## TASK STATEMENT:
In the data, extract each line that holds the string "Наименование".

(Stored entries)
•••
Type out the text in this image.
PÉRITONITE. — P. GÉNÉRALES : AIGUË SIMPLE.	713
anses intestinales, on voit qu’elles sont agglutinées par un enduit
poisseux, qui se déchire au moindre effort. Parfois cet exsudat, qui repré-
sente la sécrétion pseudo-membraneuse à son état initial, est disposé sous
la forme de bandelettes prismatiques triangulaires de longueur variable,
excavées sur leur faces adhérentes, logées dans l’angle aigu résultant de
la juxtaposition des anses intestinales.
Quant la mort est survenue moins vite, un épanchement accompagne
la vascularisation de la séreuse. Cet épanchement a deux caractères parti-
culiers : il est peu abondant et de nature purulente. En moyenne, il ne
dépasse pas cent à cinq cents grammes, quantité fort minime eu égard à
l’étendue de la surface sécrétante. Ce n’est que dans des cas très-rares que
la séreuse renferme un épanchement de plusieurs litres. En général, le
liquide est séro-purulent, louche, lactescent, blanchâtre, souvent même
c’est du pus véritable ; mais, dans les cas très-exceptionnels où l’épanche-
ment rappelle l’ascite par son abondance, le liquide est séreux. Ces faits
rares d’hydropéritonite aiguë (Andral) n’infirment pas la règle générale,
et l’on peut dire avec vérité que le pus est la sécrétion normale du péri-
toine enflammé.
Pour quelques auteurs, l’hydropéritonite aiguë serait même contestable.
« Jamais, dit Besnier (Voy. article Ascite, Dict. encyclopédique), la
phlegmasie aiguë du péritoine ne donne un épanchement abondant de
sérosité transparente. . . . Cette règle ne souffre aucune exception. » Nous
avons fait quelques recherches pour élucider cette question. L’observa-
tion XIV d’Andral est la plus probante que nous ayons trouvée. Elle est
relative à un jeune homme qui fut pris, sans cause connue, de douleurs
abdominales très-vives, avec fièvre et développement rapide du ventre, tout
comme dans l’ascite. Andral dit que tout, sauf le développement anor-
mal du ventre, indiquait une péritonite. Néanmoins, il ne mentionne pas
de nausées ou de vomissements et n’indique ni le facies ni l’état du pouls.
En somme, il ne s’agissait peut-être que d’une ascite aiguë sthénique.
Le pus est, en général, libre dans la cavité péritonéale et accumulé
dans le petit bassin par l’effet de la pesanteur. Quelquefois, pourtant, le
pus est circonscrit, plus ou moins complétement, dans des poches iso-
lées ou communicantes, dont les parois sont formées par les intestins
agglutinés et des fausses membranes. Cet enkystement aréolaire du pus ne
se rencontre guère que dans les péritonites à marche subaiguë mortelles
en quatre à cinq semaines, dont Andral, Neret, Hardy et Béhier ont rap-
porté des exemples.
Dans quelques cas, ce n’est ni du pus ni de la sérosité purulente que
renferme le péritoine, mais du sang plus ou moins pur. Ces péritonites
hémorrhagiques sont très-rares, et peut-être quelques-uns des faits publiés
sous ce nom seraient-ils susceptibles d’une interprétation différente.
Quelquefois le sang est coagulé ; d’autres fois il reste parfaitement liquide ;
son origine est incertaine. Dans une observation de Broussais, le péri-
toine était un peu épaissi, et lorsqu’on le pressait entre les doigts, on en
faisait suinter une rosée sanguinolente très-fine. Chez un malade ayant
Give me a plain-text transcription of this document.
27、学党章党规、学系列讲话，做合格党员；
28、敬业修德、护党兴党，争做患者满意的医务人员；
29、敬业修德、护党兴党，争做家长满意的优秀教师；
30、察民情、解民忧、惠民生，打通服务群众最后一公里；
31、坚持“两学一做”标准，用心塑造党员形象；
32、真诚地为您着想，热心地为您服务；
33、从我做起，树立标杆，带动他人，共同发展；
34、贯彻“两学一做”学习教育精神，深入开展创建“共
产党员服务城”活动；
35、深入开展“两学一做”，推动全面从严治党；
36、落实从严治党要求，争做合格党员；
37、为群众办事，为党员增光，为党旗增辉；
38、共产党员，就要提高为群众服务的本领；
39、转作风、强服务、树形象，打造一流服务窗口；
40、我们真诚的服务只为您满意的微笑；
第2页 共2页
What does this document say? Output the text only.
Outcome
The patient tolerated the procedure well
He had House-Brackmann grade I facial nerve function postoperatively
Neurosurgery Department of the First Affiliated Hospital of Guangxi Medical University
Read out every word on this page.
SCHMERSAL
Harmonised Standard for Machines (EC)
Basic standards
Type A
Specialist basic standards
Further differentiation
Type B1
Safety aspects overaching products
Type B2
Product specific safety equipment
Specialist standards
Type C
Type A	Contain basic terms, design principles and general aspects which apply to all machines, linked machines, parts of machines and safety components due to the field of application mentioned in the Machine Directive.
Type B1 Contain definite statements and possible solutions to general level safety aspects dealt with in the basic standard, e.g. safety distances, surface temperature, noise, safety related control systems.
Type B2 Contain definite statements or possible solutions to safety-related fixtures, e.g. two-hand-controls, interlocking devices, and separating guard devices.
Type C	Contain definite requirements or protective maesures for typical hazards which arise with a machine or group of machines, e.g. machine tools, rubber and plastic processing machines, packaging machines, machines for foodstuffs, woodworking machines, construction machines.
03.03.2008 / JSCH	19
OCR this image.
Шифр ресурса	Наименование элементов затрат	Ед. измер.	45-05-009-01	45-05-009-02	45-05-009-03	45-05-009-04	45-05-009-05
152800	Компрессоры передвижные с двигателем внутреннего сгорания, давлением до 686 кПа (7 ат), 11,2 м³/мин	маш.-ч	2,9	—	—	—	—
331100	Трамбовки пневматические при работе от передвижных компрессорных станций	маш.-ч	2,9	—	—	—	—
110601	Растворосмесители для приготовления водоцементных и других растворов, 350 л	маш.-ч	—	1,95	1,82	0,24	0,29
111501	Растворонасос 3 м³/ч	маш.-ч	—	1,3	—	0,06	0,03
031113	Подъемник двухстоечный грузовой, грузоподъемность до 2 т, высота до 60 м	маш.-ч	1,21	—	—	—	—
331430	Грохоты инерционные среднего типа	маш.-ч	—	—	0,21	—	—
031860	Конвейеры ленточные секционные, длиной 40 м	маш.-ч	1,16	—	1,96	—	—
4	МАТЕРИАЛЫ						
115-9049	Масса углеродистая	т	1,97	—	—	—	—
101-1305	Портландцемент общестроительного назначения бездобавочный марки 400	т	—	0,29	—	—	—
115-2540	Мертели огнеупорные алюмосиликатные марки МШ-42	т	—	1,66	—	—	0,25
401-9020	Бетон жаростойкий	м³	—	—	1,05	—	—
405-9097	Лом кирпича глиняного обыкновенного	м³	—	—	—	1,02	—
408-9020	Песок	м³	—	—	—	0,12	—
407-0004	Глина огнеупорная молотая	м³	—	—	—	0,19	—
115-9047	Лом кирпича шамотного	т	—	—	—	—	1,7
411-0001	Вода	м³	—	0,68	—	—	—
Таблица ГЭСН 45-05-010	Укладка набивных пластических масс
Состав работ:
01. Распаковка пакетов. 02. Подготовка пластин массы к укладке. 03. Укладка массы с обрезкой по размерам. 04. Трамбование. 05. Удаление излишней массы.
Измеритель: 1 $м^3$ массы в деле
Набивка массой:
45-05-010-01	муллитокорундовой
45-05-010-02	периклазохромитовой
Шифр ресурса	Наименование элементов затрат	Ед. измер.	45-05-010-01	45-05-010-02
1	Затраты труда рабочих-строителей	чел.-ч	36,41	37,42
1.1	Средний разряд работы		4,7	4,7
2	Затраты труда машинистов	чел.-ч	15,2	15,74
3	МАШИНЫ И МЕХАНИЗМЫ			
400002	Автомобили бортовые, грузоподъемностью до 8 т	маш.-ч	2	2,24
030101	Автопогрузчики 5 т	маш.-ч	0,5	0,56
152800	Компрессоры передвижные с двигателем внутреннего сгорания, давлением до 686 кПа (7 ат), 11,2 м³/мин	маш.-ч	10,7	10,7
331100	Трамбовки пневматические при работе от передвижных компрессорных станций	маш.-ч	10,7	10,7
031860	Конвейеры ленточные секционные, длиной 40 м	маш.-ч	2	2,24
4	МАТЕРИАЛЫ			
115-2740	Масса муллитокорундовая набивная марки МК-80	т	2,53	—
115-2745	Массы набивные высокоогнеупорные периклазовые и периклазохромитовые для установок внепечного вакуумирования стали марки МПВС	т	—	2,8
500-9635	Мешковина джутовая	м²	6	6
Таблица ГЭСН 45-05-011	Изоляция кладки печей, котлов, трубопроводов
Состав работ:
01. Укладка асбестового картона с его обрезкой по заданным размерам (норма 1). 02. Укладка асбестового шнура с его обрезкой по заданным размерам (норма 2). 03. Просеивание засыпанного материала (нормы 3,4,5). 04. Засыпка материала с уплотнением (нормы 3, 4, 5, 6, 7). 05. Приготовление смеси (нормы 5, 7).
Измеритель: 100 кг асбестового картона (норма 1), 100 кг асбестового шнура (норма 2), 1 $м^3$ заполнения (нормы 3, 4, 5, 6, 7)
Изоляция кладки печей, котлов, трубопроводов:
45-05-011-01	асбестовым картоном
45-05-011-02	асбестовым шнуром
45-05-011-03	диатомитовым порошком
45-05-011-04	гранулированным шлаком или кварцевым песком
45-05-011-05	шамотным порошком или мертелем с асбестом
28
•••
## EXERCISE RESPONSE:
Шифр ресурса	Наименование элементов затрат	Ед. измер.	45-05-009-01	45-05-009-02	45-05-009-03	45-05-009-04	45-05-009-05
Шифр ресурса	Наименование элементов затрат	Ед. измер.	45-05-010-01	45-05-010-02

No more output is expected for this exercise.